# [BRIEF]
In the listing below, identify each line with the word "bottom" and return those lines.

===

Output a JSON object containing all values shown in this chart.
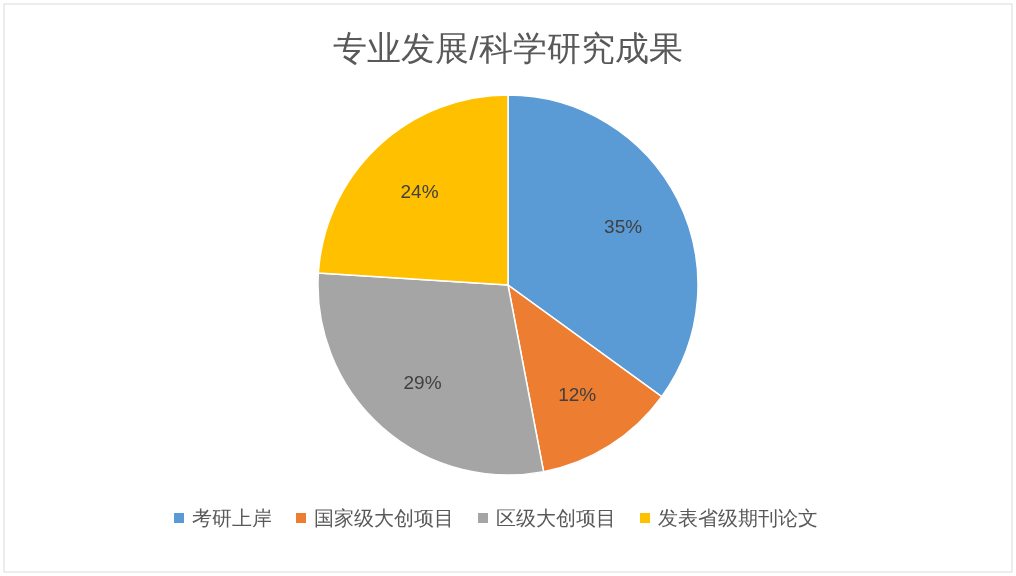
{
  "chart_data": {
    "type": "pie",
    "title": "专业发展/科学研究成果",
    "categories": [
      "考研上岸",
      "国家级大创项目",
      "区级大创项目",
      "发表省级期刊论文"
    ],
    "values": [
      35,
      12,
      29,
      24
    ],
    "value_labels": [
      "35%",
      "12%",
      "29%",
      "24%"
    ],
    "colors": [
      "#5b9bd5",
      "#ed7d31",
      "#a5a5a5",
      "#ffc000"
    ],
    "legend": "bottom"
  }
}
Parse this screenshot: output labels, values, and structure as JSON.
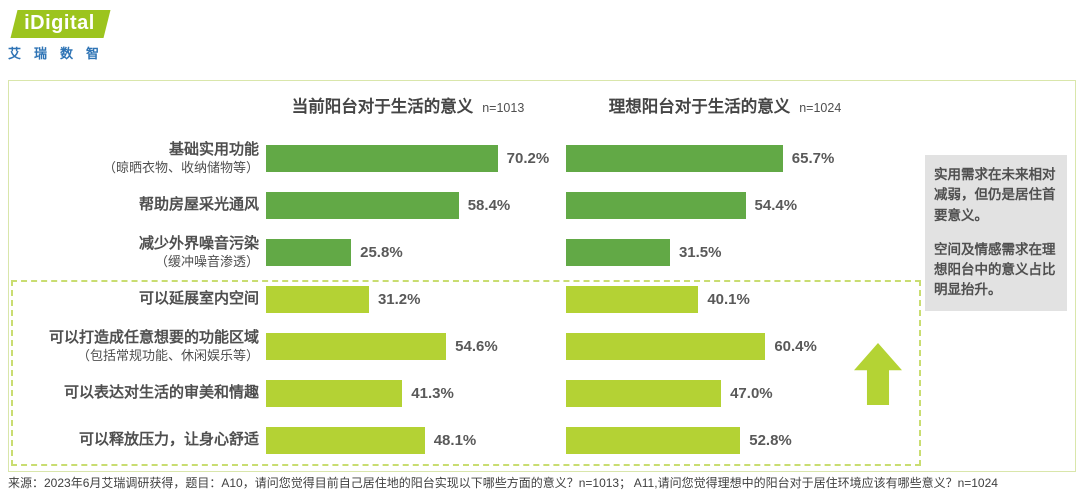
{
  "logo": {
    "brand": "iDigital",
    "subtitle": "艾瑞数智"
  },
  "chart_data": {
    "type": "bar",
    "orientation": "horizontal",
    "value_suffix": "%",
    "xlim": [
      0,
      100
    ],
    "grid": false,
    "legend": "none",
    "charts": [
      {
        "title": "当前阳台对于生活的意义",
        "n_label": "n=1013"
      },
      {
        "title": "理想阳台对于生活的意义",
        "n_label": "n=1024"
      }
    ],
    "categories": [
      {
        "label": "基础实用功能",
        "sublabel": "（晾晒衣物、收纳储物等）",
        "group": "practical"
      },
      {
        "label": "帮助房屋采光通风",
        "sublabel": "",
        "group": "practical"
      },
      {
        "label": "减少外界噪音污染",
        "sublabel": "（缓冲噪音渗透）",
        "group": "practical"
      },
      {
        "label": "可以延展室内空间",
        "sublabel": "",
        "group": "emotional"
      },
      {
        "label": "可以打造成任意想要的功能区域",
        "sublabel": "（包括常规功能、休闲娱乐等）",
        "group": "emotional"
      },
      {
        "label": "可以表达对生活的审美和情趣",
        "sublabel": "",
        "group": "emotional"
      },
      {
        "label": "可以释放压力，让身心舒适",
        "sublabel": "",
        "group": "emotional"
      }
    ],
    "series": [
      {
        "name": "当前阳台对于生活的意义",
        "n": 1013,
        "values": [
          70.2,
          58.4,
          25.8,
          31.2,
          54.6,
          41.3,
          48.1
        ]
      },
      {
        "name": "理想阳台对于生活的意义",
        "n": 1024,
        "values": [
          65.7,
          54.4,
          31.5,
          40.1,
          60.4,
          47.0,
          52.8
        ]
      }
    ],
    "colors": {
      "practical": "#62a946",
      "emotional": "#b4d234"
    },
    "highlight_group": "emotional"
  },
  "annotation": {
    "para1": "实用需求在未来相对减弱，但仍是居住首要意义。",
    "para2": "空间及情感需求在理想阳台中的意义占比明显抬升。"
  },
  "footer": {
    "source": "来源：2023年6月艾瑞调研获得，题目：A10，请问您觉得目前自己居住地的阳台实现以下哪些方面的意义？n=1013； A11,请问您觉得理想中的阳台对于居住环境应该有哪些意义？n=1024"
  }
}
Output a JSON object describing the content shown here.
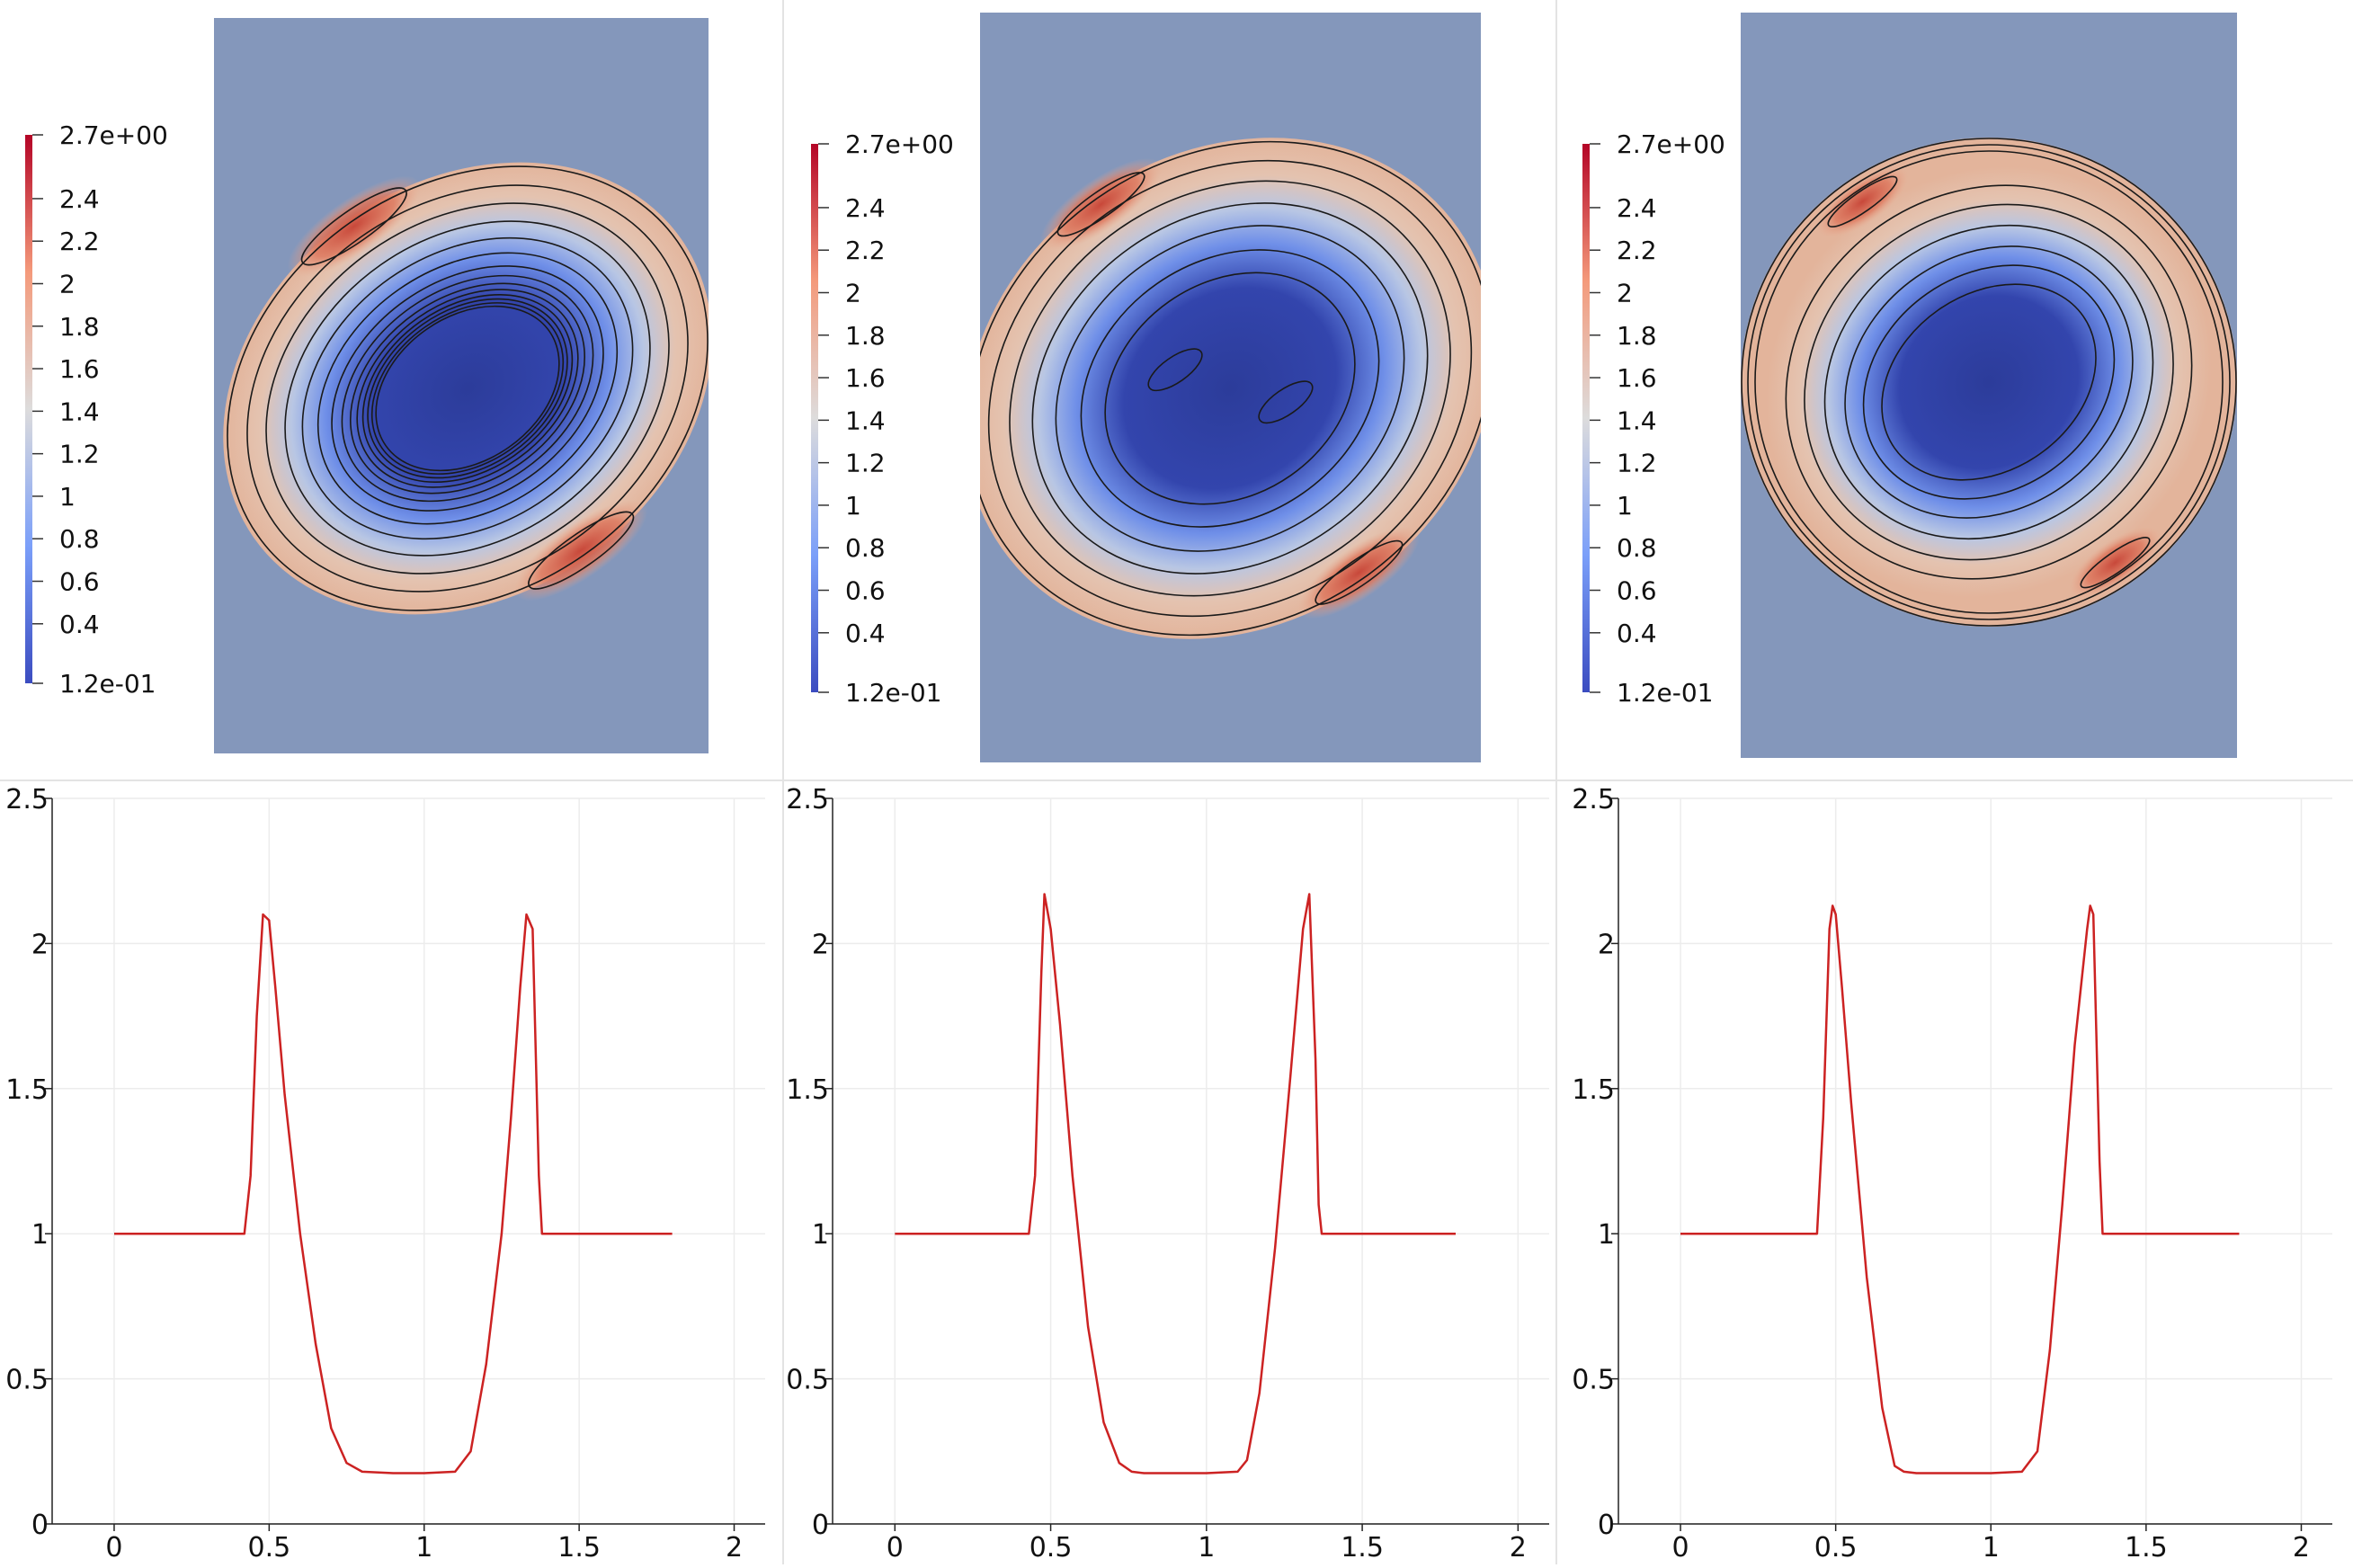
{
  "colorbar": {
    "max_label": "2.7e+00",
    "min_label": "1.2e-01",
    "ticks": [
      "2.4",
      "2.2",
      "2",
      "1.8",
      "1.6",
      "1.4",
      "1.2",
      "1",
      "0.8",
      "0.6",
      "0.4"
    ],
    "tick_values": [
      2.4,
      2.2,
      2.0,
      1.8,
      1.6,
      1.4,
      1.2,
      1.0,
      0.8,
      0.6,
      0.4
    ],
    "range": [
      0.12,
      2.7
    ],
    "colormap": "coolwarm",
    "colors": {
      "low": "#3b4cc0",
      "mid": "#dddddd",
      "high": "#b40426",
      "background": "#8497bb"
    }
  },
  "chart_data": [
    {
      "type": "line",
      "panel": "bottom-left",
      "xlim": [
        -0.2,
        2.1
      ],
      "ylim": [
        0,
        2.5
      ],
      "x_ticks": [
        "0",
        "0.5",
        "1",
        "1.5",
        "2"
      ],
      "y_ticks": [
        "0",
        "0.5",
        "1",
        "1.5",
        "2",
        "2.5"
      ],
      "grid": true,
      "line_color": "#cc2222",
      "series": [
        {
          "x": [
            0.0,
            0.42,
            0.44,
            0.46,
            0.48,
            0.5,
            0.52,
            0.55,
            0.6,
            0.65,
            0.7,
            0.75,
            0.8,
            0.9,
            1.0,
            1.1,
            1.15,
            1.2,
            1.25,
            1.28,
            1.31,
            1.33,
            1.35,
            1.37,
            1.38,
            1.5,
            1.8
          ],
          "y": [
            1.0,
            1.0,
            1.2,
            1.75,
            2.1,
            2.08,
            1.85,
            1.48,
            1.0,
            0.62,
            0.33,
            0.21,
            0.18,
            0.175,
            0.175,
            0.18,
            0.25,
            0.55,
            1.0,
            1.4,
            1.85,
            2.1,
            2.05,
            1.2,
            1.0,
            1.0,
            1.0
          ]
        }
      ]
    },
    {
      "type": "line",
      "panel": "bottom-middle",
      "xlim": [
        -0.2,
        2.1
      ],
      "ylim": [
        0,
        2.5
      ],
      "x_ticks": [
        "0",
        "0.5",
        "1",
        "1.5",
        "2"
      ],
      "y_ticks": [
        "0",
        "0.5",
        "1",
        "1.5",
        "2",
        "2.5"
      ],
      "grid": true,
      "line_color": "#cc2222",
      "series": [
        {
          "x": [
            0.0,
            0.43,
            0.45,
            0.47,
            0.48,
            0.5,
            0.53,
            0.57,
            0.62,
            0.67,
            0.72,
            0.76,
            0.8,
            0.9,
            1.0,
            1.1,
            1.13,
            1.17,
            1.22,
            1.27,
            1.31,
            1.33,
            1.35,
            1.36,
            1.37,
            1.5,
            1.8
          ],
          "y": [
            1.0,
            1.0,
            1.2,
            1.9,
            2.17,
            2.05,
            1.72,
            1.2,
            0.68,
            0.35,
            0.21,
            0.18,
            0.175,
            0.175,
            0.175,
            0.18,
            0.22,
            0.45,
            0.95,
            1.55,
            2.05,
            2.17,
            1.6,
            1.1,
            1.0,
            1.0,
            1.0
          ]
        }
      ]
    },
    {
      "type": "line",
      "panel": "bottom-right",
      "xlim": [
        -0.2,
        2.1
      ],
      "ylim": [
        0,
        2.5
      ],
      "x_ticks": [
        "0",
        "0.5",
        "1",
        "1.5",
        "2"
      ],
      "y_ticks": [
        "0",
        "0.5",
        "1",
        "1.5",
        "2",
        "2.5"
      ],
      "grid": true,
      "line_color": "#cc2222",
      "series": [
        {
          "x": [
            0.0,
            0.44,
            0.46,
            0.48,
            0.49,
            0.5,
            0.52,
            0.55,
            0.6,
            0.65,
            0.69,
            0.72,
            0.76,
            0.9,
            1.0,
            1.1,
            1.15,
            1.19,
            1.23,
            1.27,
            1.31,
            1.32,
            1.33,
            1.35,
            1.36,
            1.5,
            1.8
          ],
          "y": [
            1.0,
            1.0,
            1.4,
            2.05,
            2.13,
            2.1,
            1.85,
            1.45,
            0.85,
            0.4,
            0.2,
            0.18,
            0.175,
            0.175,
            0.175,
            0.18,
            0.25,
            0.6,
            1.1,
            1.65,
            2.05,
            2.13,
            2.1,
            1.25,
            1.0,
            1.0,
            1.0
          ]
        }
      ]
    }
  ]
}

===

# [OUTPUT OF THE EXERCISE]
    "legend": "bottom"
      "panel": "bottom-left",
      "panel": "bottom-middle",
      "panel": "bottom-right",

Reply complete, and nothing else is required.